[Start]

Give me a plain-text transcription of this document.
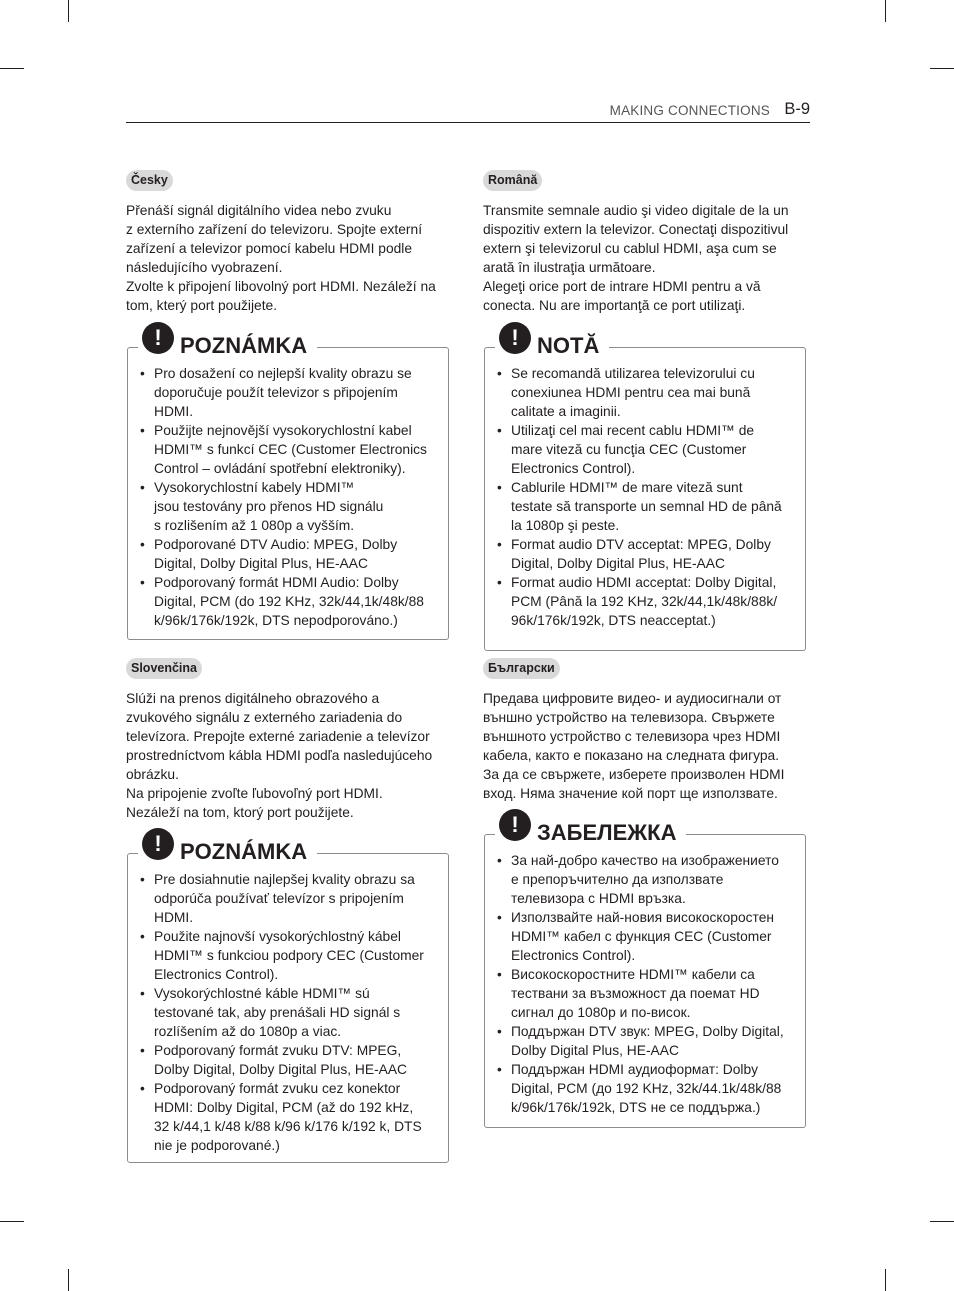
MAKING CONNECTIONS B-9
Česky

Přenáší signál digitálního videa nebo zvuku
z externího zařízení do televizoru. Spojte externí
zařízení a televizor pomocí kabelu HDMI podle
následujícího vyobrazení.
Zvolte k připojení libovolný port HDMI. Nezáleží na
tom, který port použijete.

! POZNÁMKA
• Pro dosažení co nejlepší kvality obrazu se
doporučuje použít televizor s připojením
HDMI.
• Použijte nejnovější vysokorychlostní kabel
HDMI™ s funkcí CEC (Customer Electronics
Control – ovládání spotřební elektroniky).
• Vysokorychlostní kabely HDMI™
jsou testovány pro přenos HD signálu
s rozlišením až 1 080p a vyšším.
• Podporované DTV Audio: MPEG, Dolby
Digital, Dolby Digital Plus, HE-AAC
• Podporovaný formát HDMI Audio: Dolby
Digital, PCM (do 192 KHz, 32k/44,1k/48k/88
k/96k/176k/192k, DTS nepodporováno.)
Slovenčina

Slúži na prenos digitálneho obrazového a
zvukového signálu z externého zariadenia do
televízora. Prepojte externé zariadenie a televízor
prostredníctvom kábla HDMI podľa nasledujúceho
obrázku.
Na pripojenie zvoľte ľubovoľný port HDMI.
Nezáleží na tom, ktorý port použijete.

! POZNÁMKA
• Pre dosiahnutie najlepšej kvality obrazu sa
odporúča používať televízor s pripojením
HDMI.
• Použite najnovší vysokorýchlostný kábel
HDMI™ s funkciou podpory CEC (Customer
Electronics Control).
• Vysokorýchlostné káble HDMI™ sú
testované tak, aby prenášali HD signál s
rozlíšením až do 1080p a viac.
• Podporovaný formát zvuku DTV: MPEG,
Dolby Digital, Dolby Digital Plus, HE-AAC
• Podporovaný formát zvuku cez konektor
HDMI: Dolby Digital, PCM (až do 192 kHz,
32 k/44,1 k/48 k/88 k/96 k/176 k/192 k, DTS
nie je podporované.)
Română

Transmite semnale audio şi video digitale de la un
dispozitiv extern la televizor. Conectaţi dispozitivul
extern şi televizorul cu cablul HDMI, aşa cum se
arată în ilustraţia următoare.
Alegeţi orice port de intrare HDMI pentru a vă
conecta. Nu are importanţă ce port utilizaţi.

! NOTĂ
• Se recomandă utilizarea televizorului cu
conexiunea HDMI pentru cea mai bună
calitate a imaginii.
• Utilizaţi cel mai recent cablu HDMI™ de
mare viteză cu funcţia CEC (Customer
Electronics Control).
• Cablurile HDMI™ de mare viteză sunt
testate să transporte un semnal HD de până
la 1080p şi peste.
• Format audio DTV acceptat: MPEG, Dolby
Digital, Dolby Digital Plus, HE-AAC
• Format audio HDMI acceptat: Dolby Digital,
PCM (Până la 192 KHz, 32k/44,1k/48k/88k/
96k/176k/192k, DTS neacceptat.)
Български

Предава цифровите видео- и аудиосигнали от
външно устройство на телевизора. Свържете
външното устройство с телевизора чрез HDMI
кабела, както е показано на следната фигура.
За да се свържете, изберете произволен HDMI
вход. Няма значение кой порт ще използвате.

! ЗАБЕЛЕЖКА
• За най-добро качество на изображението
е препоръчително да използвате
телевизора с HDMI връзка.
• Използвайте най-новия високоскоростен
HDMI™ кабел с функция CEC (Customer
Electronics Control).
• Високоскоростните HDMI™ кабели са
тествани за възможност да поемат HD
сигнал до 1080p и по-висок.
• Поддържан DTV звук: MPEG, Dolby Digital,
Dolby Digital Plus, HE-AAC
• Поддържан HDMI аудиоформат: Dolby
Digital, PCM (до 192 KHz, 32k/44.1k/48k/88
k/96k/176k/192k, DTS не се поддържа.)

[End]

▶ _TASK STATEMENT_:
List all lines above in which the string "zařízení" appears.

▶ _EXERCISE SOLUTION_:
z externího zařízení do televizoru. Spojte externí
zařízení a televizor pomocí kabelu HDMI podle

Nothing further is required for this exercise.